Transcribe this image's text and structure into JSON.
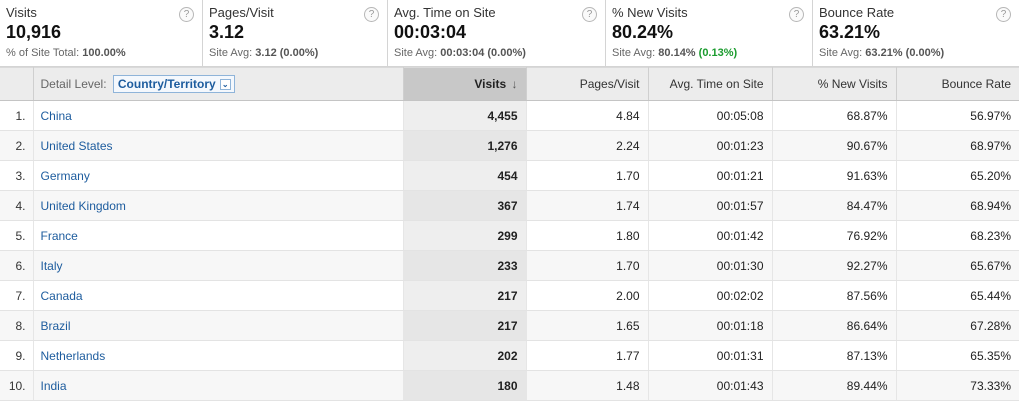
{
  "summary": [
    {
      "label": "Visits",
      "value": "10,916",
      "sub_prefix": "% of Site Total: ",
      "sub_value": "100.00%",
      "sub_delta": ""
    },
    {
      "label": "Pages/Visit",
      "value": "3.12",
      "sub_prefix": "Site Avg: ",
      "sub_value": "3.12",
      "sub_delta": "(0.00%)"
    },
    {
      "label": "Avg. Time on Site",
      "value": "00:03:04",
      "sub_prefix": "Site Avg: ",
      "sub_value": "00:03:04",
      "sub_delta": "(0.00%)"
    },
    {
      "label": "% New Visits",
      "value": "80.24%",
      "sub_prefix": "Site Avg: ",
      "sub_value": "80.14%",
      "sub_delta": "(0.13%)"
    },
    {
      "label": "Bounce Rate",
      "value": "63.21%",
      "sub_prefix": "Site Avg: ",
      "sub_value": "63.21%",
      "sub_delta": "(0.00%)"
    }
  ],
  "help_glyph": "?",
  "table": {
    "detail_label": "Detail Level:",
    "dimension": "Country/Territory",
    "sort_arrow": "↓",
    "dropdown_glyph": "⌄",
    "columns": [
      "Visits",
      "Pages/Visit",
      "Avg. Time on Site",
      "% New Visits",
      "Bounce Rate"
    ],
    "rows": [
      {
        "idx": "1.",
        "country": "China",
        "visits": "4,455",
        "ppv": "4.84",
        "time": "00:05:08",
        "new": "68.87%",
        "bounce": "56.97%"
      },
      {
        "idx": "2.",
        "country": "United States",
        "visits": "1,276",
        "ppv": "2.24",
        "time": "00:01:23",
        "new": "90.67%",
        "bounce": "68.97%"
      },
      {
        "idx": "3.",
        "country": "Germany",
        "visits": "454",
        "ppv": "1.70",
        "time": "00:01:21",
        "new": "91.63%",
        "bounce": "65.20%"
      },
      {
        "idx": "4.",
        "country": "United Kingdom",
        "visits": "367",
        "ppv": "1.74",
        "time": "00:01:57",
        "new": "84.47%",
        "bounce": "68.94%"
      },
      {
        "idx": "5.",
        "country": "France",
        "visits": "299",
        "ppv": "1.80",
        "time": "00:01:42",
        "new": "76.92%",
        "bounce": "68.23%"
      },
      {
        "idx": "6.",
        "country": "Italy",
        "visits": "233",
        "ppv": "1.70",
        "time": "00:01:30",
        "new": "92.27%",
        "bounce": "65.67%"
      },
      {
        "idx": "7.",
        "country": "Canada",
        "visits": "217",
        "ppv": "2.00",
        "time": "00:02:02",
        "new": "87.56%",
        "bounce": "65.44%"
      },
      {
        "idx": "8.",
        "country": "Brazil",
        "visits": "217",
        "ppv": "1.65",
        "time": "00:01:18",
        "new": "86.64%",
        "bounce": "67.28%"
      },
      {
        "idx": "9.",
        "country": "Netherlands",
        "visits": "202",
        "ppv": "1.77",
        "time": "00:01:31",
        "new": "87.13%",
        "bounce": "65.35%"
      },
      {
        "idx": "10.",
        "country": "India",
        "visits": "180",
        "ppv": "1.48",
        "time": "00:01:43",
        "new": "89.44%",
        "bounce": "73.33%"
      }
    ]
  },
  "colors": {
    "link": "#1d5c9e",
    "positive": "#1a9b2d",
    "sorted_header": "#c8c8c8"
  }
}
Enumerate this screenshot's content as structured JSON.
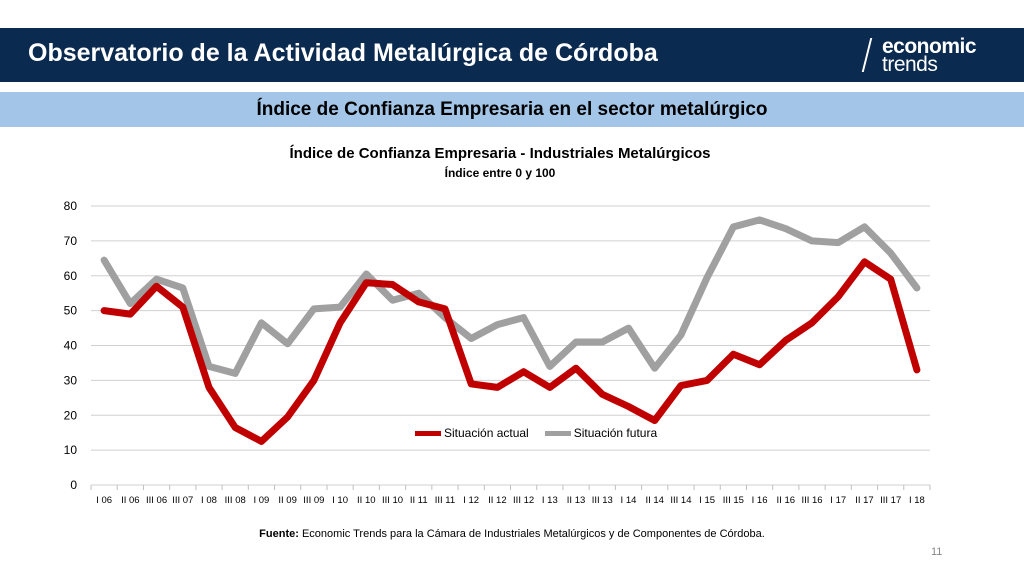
{
  "header": {
    "title": "Observatorio de la Actividad Metalúrgica de Córdoba"
  },
  "logo": {
    "line1": "economic",
    "line2": "trends"
  },
  "band": {
    "title": "Índice de Confianza Empresaria en el sector metalúrgico"
  },
  "chart_data": {
    "type": "line",
    "title": "Índice de Confianza Empresaria - Industriales Metalúrgicos",
    "subtitle": "Índice entre 0 y 100",
    "xlabel": "",
    "ylabel": "",
    "ylim": [
      0,
      80
    ],
    "yticks": [
      0,
      10,
      20,
      30,
      40,
      50,
      60,
      70,
      80
    ],
    "grid": true,
    "legend_position": "bottom-inside",
    "categories": [
      "I 06",
      "II 06",
      "III 06",
      "III 07",
      "I 08",
      "III 08",
      "I 09",
      "II 09",
      "III 09",
      "I 10",
      "II 10",
      "III 10",
      "II 11",
      "III 11",
      "I 12",
      "II 12",
      "III 12",
      "I 13",
      "II 13",
      "III 13",
      "I 14",
      "II 14",
      "III 14",
      "I 15",
      "III 15",
      "I 16",
      "II 16",
      "III 16",
      "I 17",
      "II 17",
      "III 17",
      "I 18"
    ],
    "series": [
      {
        "name": "Situación actual",
        "color": "#c00000",
        "values": [
          50,
          49,
          57,
          51,
          28,
          16.5,
          12.5,
          19.5,
          30,
          46.5,
          58,
          57.5,
          52.5,
          50.5,
          29,
          28,
          32.5,
          28,
          33.5,
          26,
          22.5,
          18.5,
          28.5,
          30,
          37.5,
          34.5,
          41.5,
          46.5,
          54,
          64,
          59,
          33
        ]
      },
      {
        "name": "Situación futura",
        "color": "#a0a0a0",
        "values": [
          64.5,
          52,
          59,
          56.5,
          34,
          32,
          46.5,
          40.5,
          50.5,
          51,
          60.5,
          53,
          55,
          48,
          42,
          46,
          48,
          34,
          41,
          41,
          45,
          33.5,
          43,
          59.5,
          74,
          76,
          73.5,
          70,
          69.5,
          74,
          66.5,
          56.5
        ]
      }
    ]
  },
  "source": {
    "label": "Fuente:",
    "text": "Economic Trends para la Cámara de Industriales Metalúrgicos y de Componentes de Córdoba."
  },
  "page_number": "11"
}
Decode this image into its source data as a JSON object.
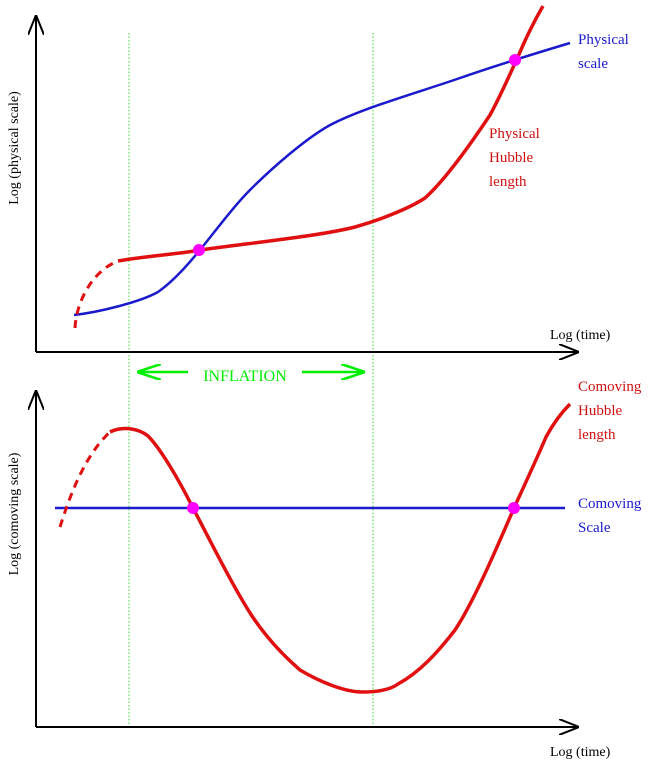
{
  "top_panel": {
    "y_axis_label": "Log (physical scale)",
    "x_axis_label": "Log (time)",
    "curve_blue_label": [
      "Physical",
      "scale"
    ],
    "curve_red_label": [
      "Physical",
      "Hubble",
      "length"
    ]
  },
  "inflation_label": "INFLATION",
  "bottom_panel": {
    "y_axis_label": "Log (comoving scale)",
    "x_axis_label": "Log (time)",
    "curve_red_label": [
      "Comoving",
      "Hubble",
      "length"
    ],
    "curve_blue_label": [
      "Comoving",
      "Scale"
    ]
  },
  "colors": {
    "axis": "#000000",
    "blue_curve": "#1a1acc",
    "red_curve": "#e01010",
    "blue_text": "#1a1acc",
    "red_text": "#d01010",
    "marker": "#ff00ff",
    "inflation": "#00ee00",
    "guide": "#33dd33"
  }
}
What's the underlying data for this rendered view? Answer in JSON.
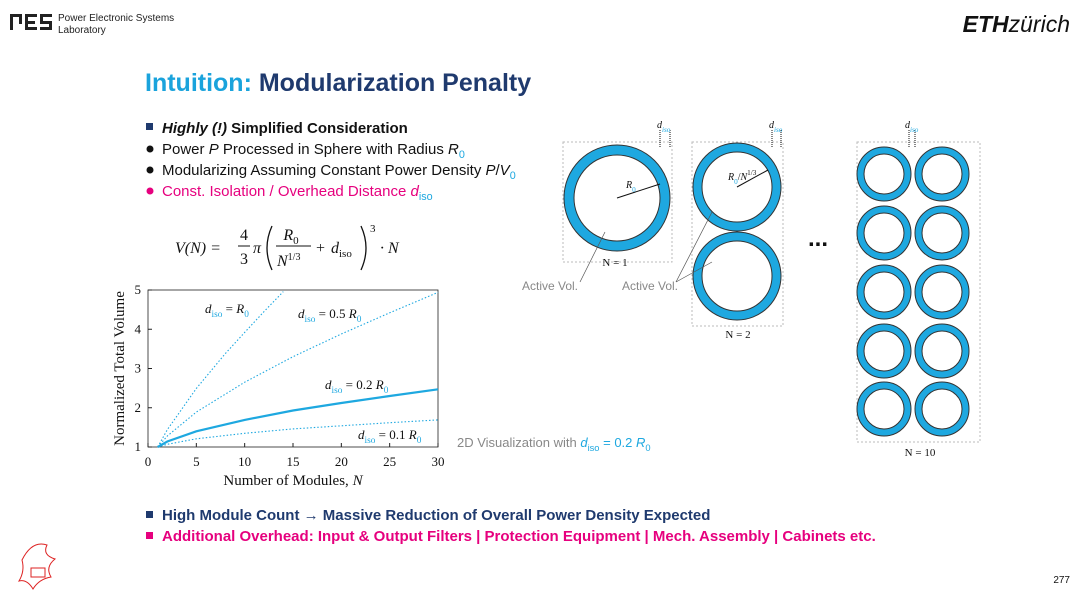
{
  "header": {
    "lab": [
      "Power Electronic Systems",
      "Laboratory"
    ],
    "logo_right": [
      "ETH",
      "zürich"
    ]
  },
  "title": {
    "prefix": "Intuition:",
    "main": "Modularization Penalty"
  },
  "bullets": [
    [
      "Highly (!)",
      " Simplified Consideration"
    ],
    [
      "Power ",
      "P",
      " Processed in Sphere with Radius ",
      "R",
      "0"
    ],
    [
      "Modularizing Assuming Constant Power Density ",
      "P",
      "/",
      "V",
      "0"
    ],
    [
      "Const. Isolation / Overhead Distance ",
      "d",
      "iso"
    ]
  ],
  "formula": {
    "lhs": "V(N) =",
    "num": "4",
    "den": "3",
    "pi": "π",
    "r": "R",
    "r_sub": "0",
    "n": "N",
    "n_exp": "1/3",
    "plus": "+",
    "d": "d",
    "d_sub": "iso",
    "exp": "3",
    "tail": "· N"
  },
  "chart_data": {
    "type": "line",
    "x_label": [
      "Number of Modules, ",
      "N"
    ],
    "y_label": "Normalized Total Volume",
    "xlim": [
      0,
      30
    ],
    "ylim": [
      1,
      5
    ],
    "xticks": [
      0,
      5,
      10,
      15,
      20,
      25,
      30
    ],
    "yticks": [
      1,
      2,
      3,
      4,
      5
    ],
    "color": "#1ea8e0",
    "series": [
      {
        "label": [
          "d",
          "iso",
          " = ",
          "R",
          "0"
        ],
        "style": "dotted",
        "x": [
          1,
          2,
          5,
          8,
          10,
          12,
          14
        ],
        "values": [
          1,
          1.44,
          2.49,
          3.38,
          3.92,
          4.45,
          4.96
        ]
      },
      {
        "label": [
          "d",
          "iso",
          " = 0.5 ",
          "R",
          "0"
        ],
        "style": "dotted",
        "x": [
          1,
          2,
          5,
          10,
          15,
          20,
          25,
          30
        ],
        "values": [
          1,
          1.28,
          1.89,
          2.65,
          3.3,
          3.88,
          4.42,
          4.94
        ]
      },
      {
        "label": [
          "d",
          "iso",
          " = 0.2 ",
          "R",
          "0"
        ],
        "style": "solid",
        "x": [
          1,
          2,
          5,
          10,
          15,
          20,
          25,
          30
        ],
        "values": [
          1,
          1.14,
          1.4,
          1.69,
          1.93,
          2.12,
          2.3,
          2.47
        ]
      },
      {
        "label": [
          "d",
          "iso",
          " = 0.1 ",
          "R",
          "0"
        ],
        "style": "dotted",
        "x": [
          1,
          2,
          5,
          10,
          15,
          20,
          25,
          30
        ],
        "values": [
          1,
          1.07,
          1.21,
          1.35,
          1.46,
          1.54,
          1.62,
          1.69
        ]
      }
    ]
  },
  "visualization_caption": [
    "2D Visualization with ",
    "d",
    "iso",
    " = 0.2 ",
    "R",
    "0"
  ],
  "diagram": {
    "d_iso_labels": [
      [
        "d",
        "iso"
      ],
      [
        "d",
        "iso"
      ],
      [
        "d",
        "iso"
      ]
    ],
    "radius_1": [
      "R",
      "0"
    ],
    "radius_2": [
      "R",
      "0",
      "/",
      "N",
      "1/3"
    ],
    "n_labels": [
      "N = 1",
      "N = 2",
      "N = 10"
    ],
    "active_labels": [
      "Active Vol.",
      "Active Vol."
    ],
    "ellipsis": "..."
  },
  "footer_bullets": [
    "High Module Count → Massive Reduction of Overall Power Density Expected",
    "Additional Overhead: Input & Output Filters | Protection Equipment | Mech. Assembly | Cabinets etc."
  ],
  "page_number": "277"
}
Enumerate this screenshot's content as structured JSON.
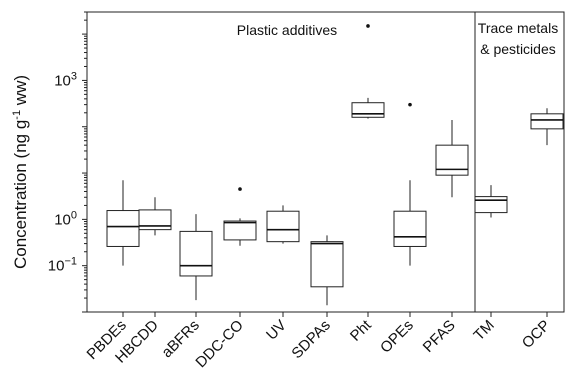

********

What is asked:
Look through the data and show every line containing "Overhead".

Exercise output:
      "Const. Isolation / Overhead Distance ",
    "Additional Overhead: Input & Output Filters | Protection Equipment | Mech. Assembly | Cabinets etc."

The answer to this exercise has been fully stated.